Supplied information:
^^^^

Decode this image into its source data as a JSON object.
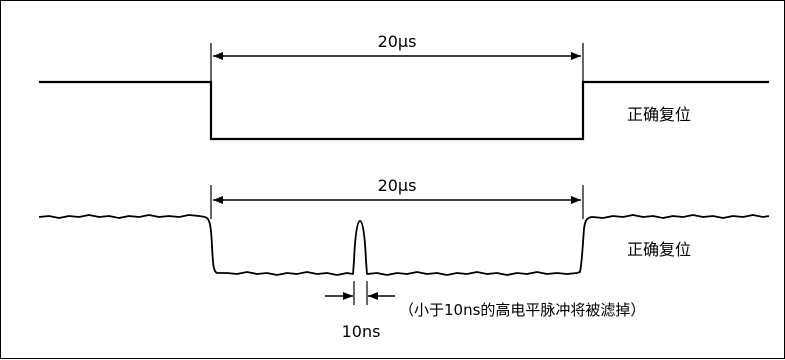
{
  "diagram": {
    "top_waveform": {
      "pulse_width_label": "20µs",
      "status_label": "正确复位"
    },
    "bottom_waveform": {
      "pulse_width_label": "20µs",
      "status_label": "正确复位",
      "glitch_width_label": "10ns",
      "glitch_note": "（小于10ns的高电平脉冲将被滤掉）"
    },
    "colors": {
      "line": "#000000",
      "background": "#ffffff"
    }
  }
}
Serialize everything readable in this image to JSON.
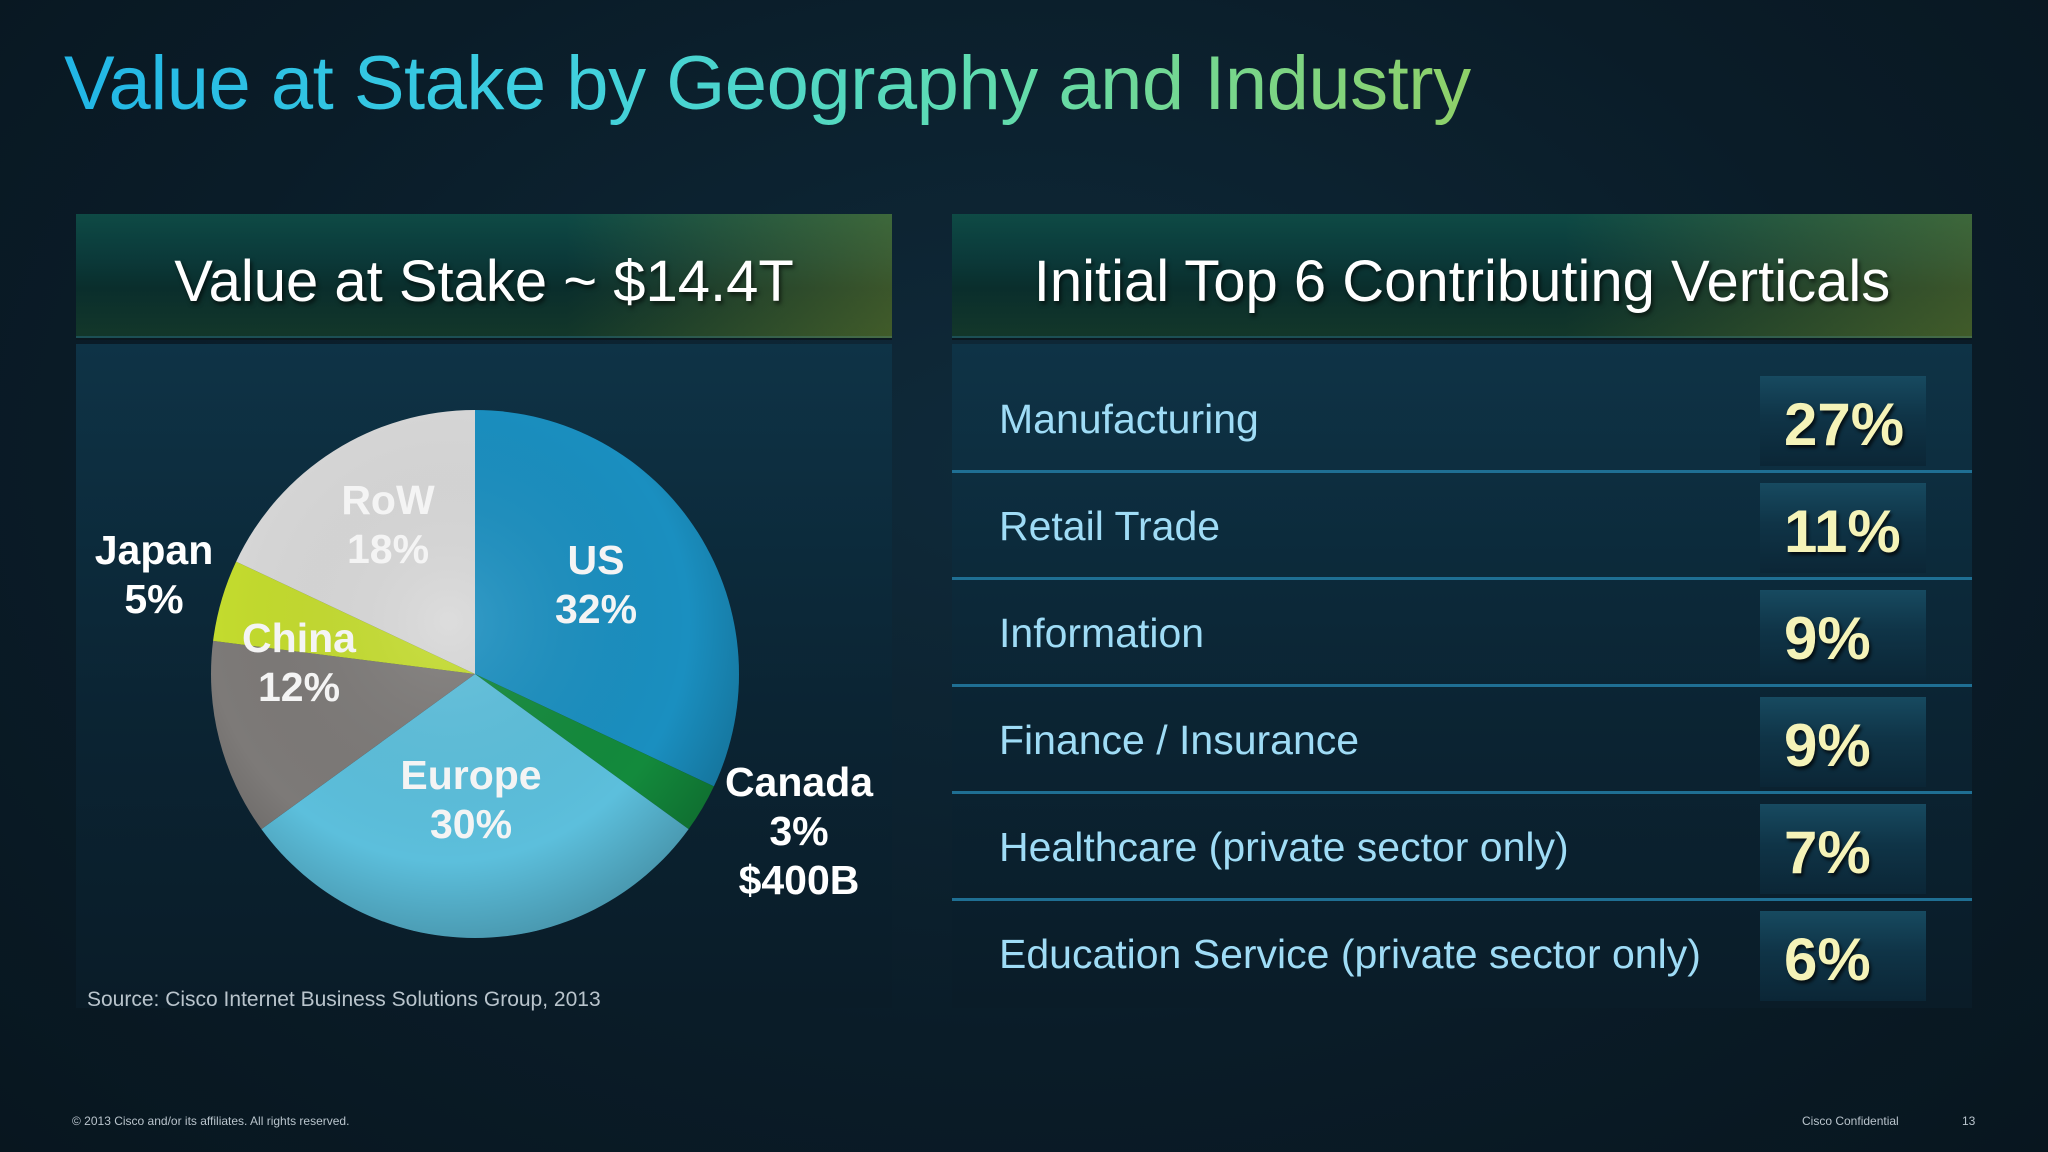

^^^^

Repeat the material exactly as it reads, without any of its pictures.

Decode this image into its source data as a JSON object.
{
  "diagram": {
    "top_waveform": {
      "pulse_width_label": "20µs",
      "status_label": "正确复位"
    },
    "bottom_waveform": {
      "pulse_width_label": "20µs",
      "status_label": "正确复位",
      "glitch_width_label": "10ns",
      "glitch_note": "（小于10ns的高电平脉冲将被滤掉）"
    },
    "colors": {
      "line": "#000000",
      "background": "#ffffff"
    }
  }
}
Serialize everything readable in this image to JSON.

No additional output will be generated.